start MATERIAL SUPPLIED

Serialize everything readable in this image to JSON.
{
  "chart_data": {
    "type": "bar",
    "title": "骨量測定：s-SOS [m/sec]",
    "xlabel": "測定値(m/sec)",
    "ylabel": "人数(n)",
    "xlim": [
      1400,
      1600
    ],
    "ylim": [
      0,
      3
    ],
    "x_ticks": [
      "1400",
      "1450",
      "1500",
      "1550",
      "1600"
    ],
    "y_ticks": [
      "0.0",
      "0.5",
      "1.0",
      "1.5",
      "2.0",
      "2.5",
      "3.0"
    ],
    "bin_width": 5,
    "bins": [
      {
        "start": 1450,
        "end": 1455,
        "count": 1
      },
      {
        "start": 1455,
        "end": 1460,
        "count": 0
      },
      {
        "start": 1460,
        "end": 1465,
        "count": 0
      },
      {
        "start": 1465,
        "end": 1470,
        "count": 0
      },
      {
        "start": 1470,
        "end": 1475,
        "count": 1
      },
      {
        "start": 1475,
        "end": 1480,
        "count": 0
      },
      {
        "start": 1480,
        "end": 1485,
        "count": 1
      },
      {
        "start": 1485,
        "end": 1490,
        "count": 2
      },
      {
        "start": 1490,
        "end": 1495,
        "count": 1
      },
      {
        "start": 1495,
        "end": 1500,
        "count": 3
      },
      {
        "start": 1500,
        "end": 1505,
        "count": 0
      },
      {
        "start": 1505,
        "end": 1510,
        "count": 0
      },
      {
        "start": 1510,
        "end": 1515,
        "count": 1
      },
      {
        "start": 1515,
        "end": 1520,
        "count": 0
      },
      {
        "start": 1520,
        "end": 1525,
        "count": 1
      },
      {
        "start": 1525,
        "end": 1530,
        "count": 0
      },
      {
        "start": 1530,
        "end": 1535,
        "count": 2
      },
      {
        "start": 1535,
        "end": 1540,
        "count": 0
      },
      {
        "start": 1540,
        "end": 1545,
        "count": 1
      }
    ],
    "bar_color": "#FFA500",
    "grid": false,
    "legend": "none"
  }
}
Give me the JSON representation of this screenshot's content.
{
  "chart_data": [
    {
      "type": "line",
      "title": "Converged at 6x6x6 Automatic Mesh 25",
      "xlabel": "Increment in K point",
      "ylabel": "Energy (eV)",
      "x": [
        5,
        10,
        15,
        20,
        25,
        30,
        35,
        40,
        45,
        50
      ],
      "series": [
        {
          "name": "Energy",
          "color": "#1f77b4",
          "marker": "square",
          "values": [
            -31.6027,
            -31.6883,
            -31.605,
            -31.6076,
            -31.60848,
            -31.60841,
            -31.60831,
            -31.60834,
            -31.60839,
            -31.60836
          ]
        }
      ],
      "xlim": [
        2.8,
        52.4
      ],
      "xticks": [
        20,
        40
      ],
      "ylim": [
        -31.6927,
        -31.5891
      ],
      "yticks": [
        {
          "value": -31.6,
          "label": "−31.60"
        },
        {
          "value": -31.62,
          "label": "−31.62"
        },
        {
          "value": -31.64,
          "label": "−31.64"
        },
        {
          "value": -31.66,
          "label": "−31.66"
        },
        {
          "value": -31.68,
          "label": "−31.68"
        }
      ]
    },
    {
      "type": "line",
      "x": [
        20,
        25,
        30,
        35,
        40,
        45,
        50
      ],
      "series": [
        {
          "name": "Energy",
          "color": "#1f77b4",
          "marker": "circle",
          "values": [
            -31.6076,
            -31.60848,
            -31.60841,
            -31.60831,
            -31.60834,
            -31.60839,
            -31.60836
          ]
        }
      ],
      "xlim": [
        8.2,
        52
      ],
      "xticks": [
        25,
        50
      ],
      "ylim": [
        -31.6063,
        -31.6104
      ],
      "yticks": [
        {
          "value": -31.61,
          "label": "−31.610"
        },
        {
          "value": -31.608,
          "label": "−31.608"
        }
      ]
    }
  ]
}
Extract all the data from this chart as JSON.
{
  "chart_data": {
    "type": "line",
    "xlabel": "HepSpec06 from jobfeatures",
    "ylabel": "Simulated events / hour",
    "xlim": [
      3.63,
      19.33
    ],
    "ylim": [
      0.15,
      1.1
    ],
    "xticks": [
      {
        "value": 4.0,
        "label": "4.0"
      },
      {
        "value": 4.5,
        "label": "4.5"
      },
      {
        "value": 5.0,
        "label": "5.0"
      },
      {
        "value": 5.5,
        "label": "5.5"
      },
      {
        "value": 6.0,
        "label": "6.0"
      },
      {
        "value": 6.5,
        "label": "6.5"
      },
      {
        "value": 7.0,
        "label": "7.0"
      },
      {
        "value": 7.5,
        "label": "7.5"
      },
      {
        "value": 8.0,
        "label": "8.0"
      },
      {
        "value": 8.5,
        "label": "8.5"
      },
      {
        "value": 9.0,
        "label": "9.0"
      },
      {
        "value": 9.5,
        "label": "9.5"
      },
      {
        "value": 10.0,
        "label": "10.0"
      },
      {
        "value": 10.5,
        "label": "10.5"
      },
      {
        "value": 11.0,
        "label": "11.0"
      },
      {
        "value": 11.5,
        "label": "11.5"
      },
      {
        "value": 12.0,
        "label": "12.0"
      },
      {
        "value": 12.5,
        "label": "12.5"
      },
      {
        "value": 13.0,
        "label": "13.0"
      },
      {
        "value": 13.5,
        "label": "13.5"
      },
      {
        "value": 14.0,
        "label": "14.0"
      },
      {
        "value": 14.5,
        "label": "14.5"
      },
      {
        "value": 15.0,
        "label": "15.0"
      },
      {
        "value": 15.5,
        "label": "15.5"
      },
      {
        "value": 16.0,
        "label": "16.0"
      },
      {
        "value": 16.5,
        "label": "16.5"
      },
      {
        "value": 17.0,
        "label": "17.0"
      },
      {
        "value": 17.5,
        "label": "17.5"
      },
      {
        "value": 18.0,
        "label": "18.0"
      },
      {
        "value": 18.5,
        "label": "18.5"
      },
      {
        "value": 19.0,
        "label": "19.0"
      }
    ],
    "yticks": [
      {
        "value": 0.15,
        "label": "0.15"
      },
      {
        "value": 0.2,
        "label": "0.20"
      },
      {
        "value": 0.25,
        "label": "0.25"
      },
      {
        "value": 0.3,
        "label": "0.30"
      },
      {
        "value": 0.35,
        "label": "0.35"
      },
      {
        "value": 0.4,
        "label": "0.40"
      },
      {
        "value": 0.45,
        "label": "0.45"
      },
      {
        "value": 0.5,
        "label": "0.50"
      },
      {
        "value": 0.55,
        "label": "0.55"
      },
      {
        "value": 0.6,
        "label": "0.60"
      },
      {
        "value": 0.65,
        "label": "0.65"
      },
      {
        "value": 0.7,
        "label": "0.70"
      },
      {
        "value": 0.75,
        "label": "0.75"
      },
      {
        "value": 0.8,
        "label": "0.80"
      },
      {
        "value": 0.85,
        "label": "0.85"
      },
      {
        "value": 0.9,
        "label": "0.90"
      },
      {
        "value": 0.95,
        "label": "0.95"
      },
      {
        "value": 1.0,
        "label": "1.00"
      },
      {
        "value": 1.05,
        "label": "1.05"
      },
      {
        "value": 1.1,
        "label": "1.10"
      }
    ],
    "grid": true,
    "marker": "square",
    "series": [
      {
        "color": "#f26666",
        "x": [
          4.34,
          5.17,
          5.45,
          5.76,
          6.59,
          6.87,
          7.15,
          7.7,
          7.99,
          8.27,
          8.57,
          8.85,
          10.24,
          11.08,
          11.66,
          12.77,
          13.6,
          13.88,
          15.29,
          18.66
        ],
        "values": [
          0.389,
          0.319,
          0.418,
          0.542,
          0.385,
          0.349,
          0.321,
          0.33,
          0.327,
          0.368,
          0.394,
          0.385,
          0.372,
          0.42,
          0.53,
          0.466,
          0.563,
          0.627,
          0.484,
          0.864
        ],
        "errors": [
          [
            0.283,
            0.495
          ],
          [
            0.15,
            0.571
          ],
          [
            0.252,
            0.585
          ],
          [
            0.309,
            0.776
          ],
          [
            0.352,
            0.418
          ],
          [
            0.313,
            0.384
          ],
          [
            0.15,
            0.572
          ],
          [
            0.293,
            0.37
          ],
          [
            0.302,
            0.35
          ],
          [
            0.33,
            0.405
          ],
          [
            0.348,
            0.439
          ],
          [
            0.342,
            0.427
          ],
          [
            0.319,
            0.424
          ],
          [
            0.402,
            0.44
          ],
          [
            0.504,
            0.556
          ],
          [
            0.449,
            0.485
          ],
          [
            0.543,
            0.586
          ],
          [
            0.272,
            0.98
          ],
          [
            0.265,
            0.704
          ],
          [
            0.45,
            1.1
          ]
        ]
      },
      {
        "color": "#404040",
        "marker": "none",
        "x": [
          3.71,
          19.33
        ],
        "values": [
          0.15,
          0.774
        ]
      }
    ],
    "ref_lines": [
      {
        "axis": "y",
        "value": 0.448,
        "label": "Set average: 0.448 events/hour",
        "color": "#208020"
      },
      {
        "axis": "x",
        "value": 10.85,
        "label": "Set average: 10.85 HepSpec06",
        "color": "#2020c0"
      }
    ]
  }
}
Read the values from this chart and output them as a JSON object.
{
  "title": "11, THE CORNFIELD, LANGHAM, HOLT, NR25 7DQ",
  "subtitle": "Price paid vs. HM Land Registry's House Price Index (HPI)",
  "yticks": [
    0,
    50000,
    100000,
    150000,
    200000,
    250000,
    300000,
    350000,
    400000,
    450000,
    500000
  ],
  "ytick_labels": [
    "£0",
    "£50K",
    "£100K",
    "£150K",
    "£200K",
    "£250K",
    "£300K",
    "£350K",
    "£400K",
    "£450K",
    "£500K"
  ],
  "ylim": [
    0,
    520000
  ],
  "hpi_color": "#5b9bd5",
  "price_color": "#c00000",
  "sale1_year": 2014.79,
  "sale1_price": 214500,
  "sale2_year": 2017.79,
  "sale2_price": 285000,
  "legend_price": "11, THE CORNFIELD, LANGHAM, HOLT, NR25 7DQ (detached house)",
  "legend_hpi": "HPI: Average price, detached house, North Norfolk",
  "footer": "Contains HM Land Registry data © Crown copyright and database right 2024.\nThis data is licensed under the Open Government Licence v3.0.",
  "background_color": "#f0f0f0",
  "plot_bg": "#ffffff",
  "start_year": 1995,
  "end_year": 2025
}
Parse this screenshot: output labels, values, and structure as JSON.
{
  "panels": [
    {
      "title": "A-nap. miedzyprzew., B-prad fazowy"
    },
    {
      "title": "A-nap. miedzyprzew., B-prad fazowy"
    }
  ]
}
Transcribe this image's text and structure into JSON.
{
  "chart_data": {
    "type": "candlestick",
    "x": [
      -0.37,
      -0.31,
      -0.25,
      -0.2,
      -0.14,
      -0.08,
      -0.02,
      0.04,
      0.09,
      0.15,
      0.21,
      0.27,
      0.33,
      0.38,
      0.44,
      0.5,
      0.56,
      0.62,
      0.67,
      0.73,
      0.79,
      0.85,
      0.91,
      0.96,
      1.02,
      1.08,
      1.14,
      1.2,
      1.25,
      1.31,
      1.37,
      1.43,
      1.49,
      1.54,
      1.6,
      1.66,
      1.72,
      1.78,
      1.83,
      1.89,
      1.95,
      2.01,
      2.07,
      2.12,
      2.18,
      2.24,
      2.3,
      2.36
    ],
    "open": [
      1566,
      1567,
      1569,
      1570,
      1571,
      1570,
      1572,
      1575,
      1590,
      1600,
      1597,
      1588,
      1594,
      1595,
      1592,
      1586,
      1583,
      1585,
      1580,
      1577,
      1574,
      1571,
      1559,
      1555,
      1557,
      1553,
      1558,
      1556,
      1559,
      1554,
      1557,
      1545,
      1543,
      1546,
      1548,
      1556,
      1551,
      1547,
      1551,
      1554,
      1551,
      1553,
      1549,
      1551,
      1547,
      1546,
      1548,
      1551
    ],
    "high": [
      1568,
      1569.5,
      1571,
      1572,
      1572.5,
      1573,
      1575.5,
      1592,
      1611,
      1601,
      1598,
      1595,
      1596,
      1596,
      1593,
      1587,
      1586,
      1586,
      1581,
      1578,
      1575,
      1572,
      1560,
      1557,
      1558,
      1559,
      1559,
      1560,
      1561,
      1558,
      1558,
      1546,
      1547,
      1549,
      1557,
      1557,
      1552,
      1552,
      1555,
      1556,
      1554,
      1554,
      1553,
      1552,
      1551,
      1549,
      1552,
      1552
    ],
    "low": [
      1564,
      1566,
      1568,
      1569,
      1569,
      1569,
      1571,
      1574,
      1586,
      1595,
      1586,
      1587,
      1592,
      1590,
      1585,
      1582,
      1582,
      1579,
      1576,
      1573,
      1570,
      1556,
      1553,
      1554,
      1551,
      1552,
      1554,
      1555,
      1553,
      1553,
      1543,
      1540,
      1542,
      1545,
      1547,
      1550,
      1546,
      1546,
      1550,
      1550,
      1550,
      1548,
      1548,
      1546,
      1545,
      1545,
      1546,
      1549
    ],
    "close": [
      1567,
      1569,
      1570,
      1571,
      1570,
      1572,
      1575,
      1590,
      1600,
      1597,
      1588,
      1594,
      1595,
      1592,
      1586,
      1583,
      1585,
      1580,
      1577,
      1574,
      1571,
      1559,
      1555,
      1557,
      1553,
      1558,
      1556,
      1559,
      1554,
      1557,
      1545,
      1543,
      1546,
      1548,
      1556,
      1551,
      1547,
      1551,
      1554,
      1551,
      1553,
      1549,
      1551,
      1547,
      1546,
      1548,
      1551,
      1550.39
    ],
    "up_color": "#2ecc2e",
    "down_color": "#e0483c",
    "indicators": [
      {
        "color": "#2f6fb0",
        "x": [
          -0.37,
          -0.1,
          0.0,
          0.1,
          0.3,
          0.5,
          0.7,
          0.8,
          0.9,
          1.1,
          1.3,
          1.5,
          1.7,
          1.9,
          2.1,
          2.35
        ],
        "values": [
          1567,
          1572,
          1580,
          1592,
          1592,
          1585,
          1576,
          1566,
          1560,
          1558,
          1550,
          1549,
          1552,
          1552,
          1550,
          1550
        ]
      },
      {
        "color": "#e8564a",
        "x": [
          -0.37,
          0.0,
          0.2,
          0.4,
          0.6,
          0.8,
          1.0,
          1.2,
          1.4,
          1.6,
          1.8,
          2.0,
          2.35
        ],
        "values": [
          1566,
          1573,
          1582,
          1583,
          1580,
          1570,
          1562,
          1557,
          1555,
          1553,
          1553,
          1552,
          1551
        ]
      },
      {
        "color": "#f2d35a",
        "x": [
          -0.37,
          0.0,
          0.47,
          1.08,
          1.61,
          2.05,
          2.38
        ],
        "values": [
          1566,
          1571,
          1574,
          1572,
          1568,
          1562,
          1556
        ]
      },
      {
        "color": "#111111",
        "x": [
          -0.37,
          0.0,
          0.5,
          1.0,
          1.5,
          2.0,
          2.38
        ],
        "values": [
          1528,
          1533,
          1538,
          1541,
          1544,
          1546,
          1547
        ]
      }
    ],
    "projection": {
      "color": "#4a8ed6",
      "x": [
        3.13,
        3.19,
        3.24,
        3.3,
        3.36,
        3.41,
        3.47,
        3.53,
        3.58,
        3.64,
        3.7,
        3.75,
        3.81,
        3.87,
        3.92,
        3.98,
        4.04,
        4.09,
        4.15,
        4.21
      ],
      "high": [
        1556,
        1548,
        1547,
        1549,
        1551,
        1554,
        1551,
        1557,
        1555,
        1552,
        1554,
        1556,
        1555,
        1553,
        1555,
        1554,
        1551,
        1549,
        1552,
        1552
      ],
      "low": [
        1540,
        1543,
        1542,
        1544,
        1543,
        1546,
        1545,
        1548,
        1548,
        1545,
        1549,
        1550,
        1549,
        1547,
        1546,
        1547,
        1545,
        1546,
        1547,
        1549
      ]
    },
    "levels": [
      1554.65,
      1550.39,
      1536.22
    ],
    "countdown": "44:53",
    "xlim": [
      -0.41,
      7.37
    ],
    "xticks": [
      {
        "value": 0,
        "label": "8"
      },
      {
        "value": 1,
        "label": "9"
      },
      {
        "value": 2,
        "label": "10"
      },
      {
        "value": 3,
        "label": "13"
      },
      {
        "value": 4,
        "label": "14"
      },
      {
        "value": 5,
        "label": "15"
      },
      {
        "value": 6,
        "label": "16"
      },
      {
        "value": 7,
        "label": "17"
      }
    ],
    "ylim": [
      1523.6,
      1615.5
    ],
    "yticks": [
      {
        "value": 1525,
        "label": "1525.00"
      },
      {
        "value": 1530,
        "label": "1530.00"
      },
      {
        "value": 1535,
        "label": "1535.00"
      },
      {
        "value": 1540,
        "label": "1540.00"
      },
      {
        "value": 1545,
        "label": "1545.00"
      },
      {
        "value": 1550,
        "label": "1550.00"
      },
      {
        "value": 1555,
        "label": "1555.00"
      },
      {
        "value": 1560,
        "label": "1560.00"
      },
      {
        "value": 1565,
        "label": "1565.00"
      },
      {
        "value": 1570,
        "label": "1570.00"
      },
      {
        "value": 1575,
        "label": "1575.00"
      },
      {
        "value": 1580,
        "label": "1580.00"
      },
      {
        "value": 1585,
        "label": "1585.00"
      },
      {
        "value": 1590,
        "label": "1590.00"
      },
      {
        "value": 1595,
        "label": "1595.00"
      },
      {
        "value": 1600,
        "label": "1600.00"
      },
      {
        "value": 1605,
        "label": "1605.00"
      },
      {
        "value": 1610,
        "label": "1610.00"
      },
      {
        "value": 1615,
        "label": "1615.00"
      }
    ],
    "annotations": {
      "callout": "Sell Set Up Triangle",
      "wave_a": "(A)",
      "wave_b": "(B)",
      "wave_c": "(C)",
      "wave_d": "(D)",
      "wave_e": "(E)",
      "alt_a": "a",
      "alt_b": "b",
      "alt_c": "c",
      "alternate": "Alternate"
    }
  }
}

end MATERIAL SUPPLIED

Using the listing, collect all lines in which the string "image" is found.

__EXERCISE RESPONSE__
Serialize everything readable in this image to JSON.
Transcribe this image's text and structure into JSON.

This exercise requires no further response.